* _REQUEST_
Type out the records that follow, exactly as given.

* _INFORMATION SHOWN_

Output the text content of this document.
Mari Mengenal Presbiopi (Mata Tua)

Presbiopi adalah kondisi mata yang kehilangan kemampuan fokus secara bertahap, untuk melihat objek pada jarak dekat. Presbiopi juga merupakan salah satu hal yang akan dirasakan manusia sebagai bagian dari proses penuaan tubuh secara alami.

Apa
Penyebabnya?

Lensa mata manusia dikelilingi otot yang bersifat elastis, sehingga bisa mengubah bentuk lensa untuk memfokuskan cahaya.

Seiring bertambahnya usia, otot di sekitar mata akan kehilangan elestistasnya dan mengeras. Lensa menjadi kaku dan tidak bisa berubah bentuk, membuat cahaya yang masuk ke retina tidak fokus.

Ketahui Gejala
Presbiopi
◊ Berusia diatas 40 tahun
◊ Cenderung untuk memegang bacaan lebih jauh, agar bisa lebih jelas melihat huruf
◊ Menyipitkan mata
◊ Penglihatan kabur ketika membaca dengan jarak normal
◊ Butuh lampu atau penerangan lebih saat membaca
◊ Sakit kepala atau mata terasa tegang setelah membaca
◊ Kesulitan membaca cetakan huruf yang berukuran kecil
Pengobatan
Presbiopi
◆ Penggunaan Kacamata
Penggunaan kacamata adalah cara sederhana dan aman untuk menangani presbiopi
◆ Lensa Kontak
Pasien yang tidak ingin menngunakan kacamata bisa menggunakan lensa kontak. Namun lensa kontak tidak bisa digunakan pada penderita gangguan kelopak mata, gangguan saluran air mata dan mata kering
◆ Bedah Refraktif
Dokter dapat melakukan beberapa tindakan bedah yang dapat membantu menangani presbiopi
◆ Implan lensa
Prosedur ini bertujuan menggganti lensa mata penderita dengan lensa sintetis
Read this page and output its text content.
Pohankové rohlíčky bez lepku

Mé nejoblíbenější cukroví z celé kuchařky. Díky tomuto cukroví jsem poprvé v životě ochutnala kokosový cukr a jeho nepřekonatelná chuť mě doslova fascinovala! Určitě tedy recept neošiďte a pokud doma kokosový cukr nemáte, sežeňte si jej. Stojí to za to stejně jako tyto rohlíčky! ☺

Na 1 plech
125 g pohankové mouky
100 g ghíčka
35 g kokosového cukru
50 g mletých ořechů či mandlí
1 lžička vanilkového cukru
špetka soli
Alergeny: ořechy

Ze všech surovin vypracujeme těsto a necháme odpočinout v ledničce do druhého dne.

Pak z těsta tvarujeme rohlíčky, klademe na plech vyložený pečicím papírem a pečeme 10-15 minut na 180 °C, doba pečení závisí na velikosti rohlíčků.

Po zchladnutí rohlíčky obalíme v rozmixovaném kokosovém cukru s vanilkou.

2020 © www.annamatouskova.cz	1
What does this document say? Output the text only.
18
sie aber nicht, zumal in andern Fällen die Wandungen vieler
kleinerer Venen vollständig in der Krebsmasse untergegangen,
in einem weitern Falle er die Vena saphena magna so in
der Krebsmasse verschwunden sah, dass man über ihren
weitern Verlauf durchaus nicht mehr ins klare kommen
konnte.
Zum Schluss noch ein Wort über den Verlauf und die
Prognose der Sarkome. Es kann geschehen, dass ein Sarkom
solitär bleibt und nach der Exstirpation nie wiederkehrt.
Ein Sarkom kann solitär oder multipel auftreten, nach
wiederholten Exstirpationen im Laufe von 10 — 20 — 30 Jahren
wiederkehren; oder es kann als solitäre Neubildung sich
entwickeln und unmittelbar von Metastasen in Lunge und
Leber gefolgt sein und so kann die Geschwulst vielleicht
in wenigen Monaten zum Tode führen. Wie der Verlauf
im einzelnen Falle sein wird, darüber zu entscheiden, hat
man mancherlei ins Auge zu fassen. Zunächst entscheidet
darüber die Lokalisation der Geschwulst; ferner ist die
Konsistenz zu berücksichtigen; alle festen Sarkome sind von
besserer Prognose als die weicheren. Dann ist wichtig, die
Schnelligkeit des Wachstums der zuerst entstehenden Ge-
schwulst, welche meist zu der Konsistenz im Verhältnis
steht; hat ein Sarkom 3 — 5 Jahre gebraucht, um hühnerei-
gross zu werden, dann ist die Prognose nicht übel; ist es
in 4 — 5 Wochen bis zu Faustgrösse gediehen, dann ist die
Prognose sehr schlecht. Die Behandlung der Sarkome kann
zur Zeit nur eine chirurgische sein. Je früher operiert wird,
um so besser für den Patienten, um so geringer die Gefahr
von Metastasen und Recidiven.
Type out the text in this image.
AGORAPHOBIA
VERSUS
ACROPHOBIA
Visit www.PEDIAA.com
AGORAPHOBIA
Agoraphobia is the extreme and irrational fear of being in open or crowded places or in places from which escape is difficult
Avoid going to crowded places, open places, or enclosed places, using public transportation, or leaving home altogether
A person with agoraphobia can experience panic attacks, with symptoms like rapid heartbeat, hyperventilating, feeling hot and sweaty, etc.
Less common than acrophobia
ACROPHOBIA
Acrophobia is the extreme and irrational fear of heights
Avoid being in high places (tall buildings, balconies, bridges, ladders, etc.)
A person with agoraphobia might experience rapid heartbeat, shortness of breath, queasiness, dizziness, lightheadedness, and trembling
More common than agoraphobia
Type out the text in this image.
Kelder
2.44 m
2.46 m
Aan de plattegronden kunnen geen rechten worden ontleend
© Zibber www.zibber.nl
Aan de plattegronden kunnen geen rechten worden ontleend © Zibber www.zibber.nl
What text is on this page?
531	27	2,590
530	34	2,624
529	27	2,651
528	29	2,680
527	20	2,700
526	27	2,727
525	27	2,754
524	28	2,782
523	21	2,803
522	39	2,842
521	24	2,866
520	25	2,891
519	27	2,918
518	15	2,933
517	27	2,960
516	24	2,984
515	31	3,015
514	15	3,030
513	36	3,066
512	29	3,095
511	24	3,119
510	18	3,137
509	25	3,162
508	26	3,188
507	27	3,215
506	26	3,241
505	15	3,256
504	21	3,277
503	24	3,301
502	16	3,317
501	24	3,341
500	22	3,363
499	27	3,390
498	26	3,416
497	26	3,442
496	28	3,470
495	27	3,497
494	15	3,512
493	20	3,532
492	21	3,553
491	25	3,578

* _EXERCISE RESULT_
Output the text content of this document.
Mari Mengenal Presbiopi (Mata Tua)

Presbiopi adalah kondisi mata yang kehilangan kemampuan fokus secara bertahap, untuk melihat objek pada jarak dekat. Presbiopi juga merupakan salah satu hal yang akan dirasakan manusia sebagai bagian dari proses penuaan tubuh secara alami.

Apa
Penyebabnya?

Lensa mata manusia dikelilingi otot yang bersifat elastis, sehingga bisa mengubah bentuk lensa untuk memfokuskan cahaya.

Seiring bertambahnya usia, otot di sekitar mata akan kehilangan elestistasnya dan mengeras. Lensa menjadi kaku dan tidak bisa berubah bentuk, membuat cahaya yang masuk ke retina tidak fokus.

Ketahui Gejala
Presbiopi
◊ Berusia diatas 40 tahun
◊ Cenderung untuk memegang bacaan lebih jauh, agar bisa lebih jelas melihat huruf
◊ Menyipitkan mata
◊ Penglihatan kabur ketika membaca dengan jarak normal
◊ Butuh lampu atau penerangan lebih saat membaca
◊ Sakit kepala atau mata terasa tegang setelah membaca
◊ Kesulitan membaca cetakan huruf yang berukuran kecil
Pengobatan
Presbiopi
◆ Penggunaan Kacamata
Penggunaan kacamata adalah cara sederhana dan aman untuk menangani presbiopi
◆ Lensa Kontak
Pasien yang tidak ingin menngunakan kacamata bisa menggunakan lensa kontak. Namun lensa kontak tidak bisa digunakan pada penderita gangguan kelopak mata, gangguan saluran air mata dan mata kering
◆ Bedah Refraktif
Dokter dapat melakukan beberapa tindakan bedah yang dapat membantu menangani presbiopi
◆ Implan lensa
Prosedur ini bertujuan menggganti lensa mata penderita dengan lensa sintetis
Read this page and output its text content.
Pohankové rohlíčky bez lepku

Mé nejoblíbenější cukroví z celé kuchařky. Díky tomuto cukroví jsem poprvé v životě ochutnala kokosový cukr a jeho nepřekonatelná chuť mě doslova fascinovala! Určitě tedy recept neošiďte a pokud doma kokosový cukr nemáte, sežeňte si jej. Stojí to za to stejně jako tyto rohlíčky! ☺

Na 1 plech
125 g pohankové mouky
100 g ghíčka
35 g kokosového cukru
50 g mletých ořechů či mandlí
1 lžička vanilkového cukru
špetka soli
Alergeny: ořechy

Ze všech surovin vypracujeme těsto a necháme odpočinout v ledničce do druhého dne.

Pak z těsta tvarujeme rohlíčky, klademe na plech vyložený pečicím papírem a pečeme 10-15 minut na 180 °C, doba pečení závisí na velikosti rohlíčků.

Po zchladnutí rohlíčky obalíme v rozmixovaném kokosovém cukru s vanilkou.

2020 © www.annamatouskova.cz	1
What does this document say? Output the text only.
18
sie aber nicht, zumal in andern Fällen die Wandungen vieler
kleinerer Venen vollständig in der Krebsmasse untergegangen,
in einem weitern Falle er die Vena saphena magna so in
der Krebsmasse verschwunden sah, dass man über ihren
weitern Verlauf durchaus nicht mehr ins klare kommen
konnte.
Zum Schluss noch ein Wort über den Verlauf und die
Prognose der Sarkome. Es kann geschehen, dass ein Sarkom
solitär bleibt und nach der Exstirpation nie wiederkehrt.
Ein Sarkom kann solitär oder multipel auftreten, nach
wiederholten Exstirpationen im Laufe von 10 — 20 — 30 Jahren
wiederkehren; oder es kann als solitäre Neubildung sich
entwickeln und unmittelbar von Metastasen in Lunge und
Leber gefolgt sein und so kann die Geschwulst vielleicht
in wenigen Monaten zum Tode führen. Wie der Verlauf
im einzelnen Falle sein wird, darüber zu entscheiden, hat
man mancherlei ins Auge zu fassen. Zunächst entscheidet
darüber die Lokalisation der Geschwulst; ferner ist die
Konsistenz zu berücksichtigen; alle festen Sarkome sind von
besserer Prognose als die weicheren. Dann ist wichtig, die
Schnelligkeit des Wachstums der zuerst entstehenden Ge-
schwulst, welche meist zu der Konsistenz im Verhältnis
steht; hat ein Sarkom 3 — 5 Jahre gebraucht, um hühnerei-
gross zu werden, dann ist die Prognose nicht übel; ist es
in 4 — 5 Wochen bis zu Faustgrösse gediehen, dann ist die
Prognose sehr schlecht. Die Behandlung der Sarkome kann
zur Zeit nur eine chirurgische sein. Je früher operiert wird,
um so besser für den Patienten, um so geringer die Gefahr
von Metastasen und Recidiven.
Type out the text in this image.
AGORAPHOBIA
VERSUS
ACROPHOBIA
Visit www.PEDIAA.com
AGORAPHOBIA
Agoraphobia is the extreme and irrational fear of being in open or crowded places or in places from which escape is difficult
Avoid going to crowded places, open places, or enclosed places, using public transportation, or leaving home altogether
A person with agoraphobia can experience panic attacks, with symptoms like rapid heartbeat, hyperventilating, feeling hot and sweaty, etc.
Less common than acrophobia
ACROPHOBIA
Acrophobia is the extreme and irrational fear of heights
Avoid being in high places (tall buildings, balconies, bridges, ladders, etc.)
A person with agoraphobia might experience rapid heartbeat, shortness of breath, queasiness, dizziness, lightheadedness, and trembling
More common than agoraphobia
Type out the text in this image.
Kelder
2.44 m
2.46 m
Aan de plattegronden kunnen geen rechten worden ontleend
© Zibber www.zibber.nl
Aan de plattegronden kunnen geen rechten worden ontleend © Zibber www.zibber.nl
What text is on this page?
531	27	2,590
530	34	2,624
529	27	2,651
528	29	2,680
527	20	2,700
526	27	2,727
525	27	2,754
524	28	2,782
523	21	2,803
522	39	2,842
521	24	2,866
520	25	2,891
519	27	2,918
518	15	2,933
517	27	2,960
516	24	2,984
515	31	3,015
514	15	3,030
513	36	3,066
512	29	3,095
511	24	3,119
510	18	3,137
509	25	3,162
508	26	3,188
507	27	3,215
506	26	3,241
505	15	3,256
504	21	3,277
503	24	3,301
502	16	3,317
501	24	3,341
500	22	3,363
499	27	3,390
498	26	3,416
497	26	3,442
496	28	3,470
495	27	3,497
494	15	3,512
493	20	3,532
492	21	3,553
491	25	3,578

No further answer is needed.